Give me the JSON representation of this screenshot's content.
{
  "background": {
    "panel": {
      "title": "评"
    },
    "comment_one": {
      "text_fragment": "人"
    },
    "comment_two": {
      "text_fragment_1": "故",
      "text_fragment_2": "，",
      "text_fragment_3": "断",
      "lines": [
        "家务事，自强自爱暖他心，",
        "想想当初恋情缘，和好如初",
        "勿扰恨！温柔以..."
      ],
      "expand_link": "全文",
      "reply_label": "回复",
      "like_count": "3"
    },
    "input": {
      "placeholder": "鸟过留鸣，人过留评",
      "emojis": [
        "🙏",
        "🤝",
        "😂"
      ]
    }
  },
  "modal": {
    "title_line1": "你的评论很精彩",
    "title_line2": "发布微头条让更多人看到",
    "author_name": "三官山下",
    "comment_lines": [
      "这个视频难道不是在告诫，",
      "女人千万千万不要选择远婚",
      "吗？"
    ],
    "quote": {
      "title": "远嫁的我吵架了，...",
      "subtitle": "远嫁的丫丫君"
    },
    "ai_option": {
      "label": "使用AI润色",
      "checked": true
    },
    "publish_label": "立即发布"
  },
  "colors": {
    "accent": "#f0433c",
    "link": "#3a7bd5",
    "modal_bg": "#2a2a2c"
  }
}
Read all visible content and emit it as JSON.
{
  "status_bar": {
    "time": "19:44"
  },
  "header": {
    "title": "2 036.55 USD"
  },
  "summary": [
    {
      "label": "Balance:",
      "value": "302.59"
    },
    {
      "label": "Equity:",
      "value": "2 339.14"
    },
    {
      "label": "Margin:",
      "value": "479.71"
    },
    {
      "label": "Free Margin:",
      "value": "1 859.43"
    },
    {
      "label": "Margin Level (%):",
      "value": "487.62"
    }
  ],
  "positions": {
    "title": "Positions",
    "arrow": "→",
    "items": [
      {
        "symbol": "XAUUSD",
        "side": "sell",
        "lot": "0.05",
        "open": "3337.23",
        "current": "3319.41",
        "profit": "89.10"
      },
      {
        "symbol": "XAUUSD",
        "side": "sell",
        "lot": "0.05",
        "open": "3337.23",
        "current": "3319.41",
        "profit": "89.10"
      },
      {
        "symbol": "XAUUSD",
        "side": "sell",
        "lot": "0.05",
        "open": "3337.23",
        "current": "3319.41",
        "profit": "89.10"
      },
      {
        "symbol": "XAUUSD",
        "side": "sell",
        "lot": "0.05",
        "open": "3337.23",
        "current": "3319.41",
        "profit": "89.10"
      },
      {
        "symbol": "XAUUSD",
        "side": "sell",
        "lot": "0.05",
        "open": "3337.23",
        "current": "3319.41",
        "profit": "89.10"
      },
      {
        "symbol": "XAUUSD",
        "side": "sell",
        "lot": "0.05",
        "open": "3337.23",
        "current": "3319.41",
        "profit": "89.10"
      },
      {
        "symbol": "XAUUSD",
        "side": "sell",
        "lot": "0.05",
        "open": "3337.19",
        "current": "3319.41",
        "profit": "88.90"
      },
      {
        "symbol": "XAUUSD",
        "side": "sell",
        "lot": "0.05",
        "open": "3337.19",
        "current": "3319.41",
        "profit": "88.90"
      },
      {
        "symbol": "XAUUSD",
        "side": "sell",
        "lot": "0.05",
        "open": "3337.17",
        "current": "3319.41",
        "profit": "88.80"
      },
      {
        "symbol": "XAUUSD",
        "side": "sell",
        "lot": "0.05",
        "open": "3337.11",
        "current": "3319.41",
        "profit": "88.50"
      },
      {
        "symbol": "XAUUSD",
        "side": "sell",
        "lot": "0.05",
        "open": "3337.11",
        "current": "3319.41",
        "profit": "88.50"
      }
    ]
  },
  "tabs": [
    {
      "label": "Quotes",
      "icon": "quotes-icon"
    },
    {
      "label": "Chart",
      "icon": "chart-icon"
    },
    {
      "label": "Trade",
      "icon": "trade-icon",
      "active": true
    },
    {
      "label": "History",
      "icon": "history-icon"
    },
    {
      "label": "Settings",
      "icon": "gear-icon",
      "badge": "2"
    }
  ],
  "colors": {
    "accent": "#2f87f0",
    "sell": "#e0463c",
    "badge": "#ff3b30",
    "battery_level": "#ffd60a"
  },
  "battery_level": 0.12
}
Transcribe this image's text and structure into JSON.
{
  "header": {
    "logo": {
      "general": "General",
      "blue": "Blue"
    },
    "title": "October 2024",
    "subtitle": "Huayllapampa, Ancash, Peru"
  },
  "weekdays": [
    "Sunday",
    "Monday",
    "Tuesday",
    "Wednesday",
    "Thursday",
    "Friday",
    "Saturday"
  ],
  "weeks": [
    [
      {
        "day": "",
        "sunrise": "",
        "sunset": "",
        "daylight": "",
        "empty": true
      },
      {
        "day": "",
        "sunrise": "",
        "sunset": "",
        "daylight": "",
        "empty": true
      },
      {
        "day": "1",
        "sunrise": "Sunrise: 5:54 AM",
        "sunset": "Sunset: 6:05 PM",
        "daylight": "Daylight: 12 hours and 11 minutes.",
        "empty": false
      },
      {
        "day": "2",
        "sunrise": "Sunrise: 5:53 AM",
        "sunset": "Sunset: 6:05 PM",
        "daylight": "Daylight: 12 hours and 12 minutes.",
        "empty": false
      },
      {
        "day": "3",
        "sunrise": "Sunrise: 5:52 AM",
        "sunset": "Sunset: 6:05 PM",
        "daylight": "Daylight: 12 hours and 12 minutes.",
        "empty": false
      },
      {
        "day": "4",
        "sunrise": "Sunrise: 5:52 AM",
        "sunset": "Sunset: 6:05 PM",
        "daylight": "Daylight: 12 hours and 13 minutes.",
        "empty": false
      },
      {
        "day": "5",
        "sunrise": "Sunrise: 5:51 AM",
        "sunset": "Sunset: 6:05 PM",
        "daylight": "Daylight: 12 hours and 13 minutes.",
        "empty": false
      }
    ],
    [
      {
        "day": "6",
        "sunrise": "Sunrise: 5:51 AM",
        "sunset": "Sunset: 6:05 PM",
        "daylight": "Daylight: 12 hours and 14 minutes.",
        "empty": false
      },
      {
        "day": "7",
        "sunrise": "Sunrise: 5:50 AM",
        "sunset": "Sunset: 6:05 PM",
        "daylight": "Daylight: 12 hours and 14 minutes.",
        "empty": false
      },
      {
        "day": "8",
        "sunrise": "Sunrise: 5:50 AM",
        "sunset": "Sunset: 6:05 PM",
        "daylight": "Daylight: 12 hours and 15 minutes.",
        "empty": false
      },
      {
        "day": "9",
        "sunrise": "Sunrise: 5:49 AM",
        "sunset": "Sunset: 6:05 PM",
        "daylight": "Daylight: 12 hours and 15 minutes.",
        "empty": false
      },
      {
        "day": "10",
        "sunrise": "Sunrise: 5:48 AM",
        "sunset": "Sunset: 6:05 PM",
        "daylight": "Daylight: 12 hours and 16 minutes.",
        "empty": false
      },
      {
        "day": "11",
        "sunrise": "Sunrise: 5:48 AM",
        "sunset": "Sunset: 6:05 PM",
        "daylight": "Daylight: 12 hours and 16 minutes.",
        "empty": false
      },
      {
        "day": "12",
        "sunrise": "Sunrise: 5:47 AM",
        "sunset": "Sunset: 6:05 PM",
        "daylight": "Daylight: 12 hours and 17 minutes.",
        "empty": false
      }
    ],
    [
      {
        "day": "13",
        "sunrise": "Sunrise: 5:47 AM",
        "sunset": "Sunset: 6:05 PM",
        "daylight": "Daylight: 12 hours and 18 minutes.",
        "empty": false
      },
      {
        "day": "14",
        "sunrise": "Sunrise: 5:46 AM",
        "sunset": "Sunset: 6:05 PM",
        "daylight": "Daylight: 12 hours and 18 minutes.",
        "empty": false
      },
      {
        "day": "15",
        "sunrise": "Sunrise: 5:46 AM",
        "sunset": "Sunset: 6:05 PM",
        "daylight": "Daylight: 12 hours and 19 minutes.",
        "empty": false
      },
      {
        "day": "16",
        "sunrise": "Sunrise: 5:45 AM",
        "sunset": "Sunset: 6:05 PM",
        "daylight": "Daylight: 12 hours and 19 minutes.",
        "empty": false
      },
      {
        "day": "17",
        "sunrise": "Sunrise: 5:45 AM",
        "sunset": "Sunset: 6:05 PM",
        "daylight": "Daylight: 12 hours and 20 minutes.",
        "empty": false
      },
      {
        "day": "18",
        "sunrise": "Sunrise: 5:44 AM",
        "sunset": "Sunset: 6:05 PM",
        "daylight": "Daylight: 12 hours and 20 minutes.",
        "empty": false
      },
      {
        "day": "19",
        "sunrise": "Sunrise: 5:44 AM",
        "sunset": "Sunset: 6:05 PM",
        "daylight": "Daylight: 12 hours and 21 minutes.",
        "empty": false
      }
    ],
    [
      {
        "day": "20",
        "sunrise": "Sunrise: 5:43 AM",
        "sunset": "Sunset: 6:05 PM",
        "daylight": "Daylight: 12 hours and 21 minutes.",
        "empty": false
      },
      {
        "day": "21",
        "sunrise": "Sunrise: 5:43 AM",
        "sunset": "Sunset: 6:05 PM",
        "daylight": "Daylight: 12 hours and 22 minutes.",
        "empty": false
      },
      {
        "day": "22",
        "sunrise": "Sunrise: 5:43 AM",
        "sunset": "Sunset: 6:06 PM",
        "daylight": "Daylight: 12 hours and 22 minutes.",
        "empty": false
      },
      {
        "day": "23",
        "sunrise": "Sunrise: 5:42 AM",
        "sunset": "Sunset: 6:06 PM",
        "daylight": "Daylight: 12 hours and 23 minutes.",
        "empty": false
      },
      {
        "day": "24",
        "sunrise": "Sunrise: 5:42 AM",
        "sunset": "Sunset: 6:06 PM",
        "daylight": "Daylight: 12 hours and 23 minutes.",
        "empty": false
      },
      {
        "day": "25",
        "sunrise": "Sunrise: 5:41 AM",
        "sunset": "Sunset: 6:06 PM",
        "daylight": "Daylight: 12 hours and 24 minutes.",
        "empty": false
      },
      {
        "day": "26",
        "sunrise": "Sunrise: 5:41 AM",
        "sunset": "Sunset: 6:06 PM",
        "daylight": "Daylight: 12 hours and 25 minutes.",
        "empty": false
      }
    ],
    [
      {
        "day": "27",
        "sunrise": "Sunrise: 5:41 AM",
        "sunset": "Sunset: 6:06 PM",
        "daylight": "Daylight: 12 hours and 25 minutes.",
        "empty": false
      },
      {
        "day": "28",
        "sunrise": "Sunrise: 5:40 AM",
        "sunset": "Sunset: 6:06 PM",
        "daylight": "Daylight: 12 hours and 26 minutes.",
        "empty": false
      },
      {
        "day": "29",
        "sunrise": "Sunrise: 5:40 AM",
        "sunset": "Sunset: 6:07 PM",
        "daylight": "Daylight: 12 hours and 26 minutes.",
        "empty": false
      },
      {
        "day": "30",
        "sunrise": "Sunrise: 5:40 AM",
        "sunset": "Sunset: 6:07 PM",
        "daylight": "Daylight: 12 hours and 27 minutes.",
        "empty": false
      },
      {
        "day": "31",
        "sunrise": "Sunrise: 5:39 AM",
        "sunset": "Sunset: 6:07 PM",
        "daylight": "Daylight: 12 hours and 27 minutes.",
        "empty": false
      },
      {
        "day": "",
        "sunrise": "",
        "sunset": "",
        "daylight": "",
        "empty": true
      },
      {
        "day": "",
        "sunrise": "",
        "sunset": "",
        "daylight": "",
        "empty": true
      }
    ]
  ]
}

_What to do_
Pull out every line above that holds the word "content".

_Exercise response_
Give me the JSON representation of this screenshot's content.
Read all visible content and emit it as JSON.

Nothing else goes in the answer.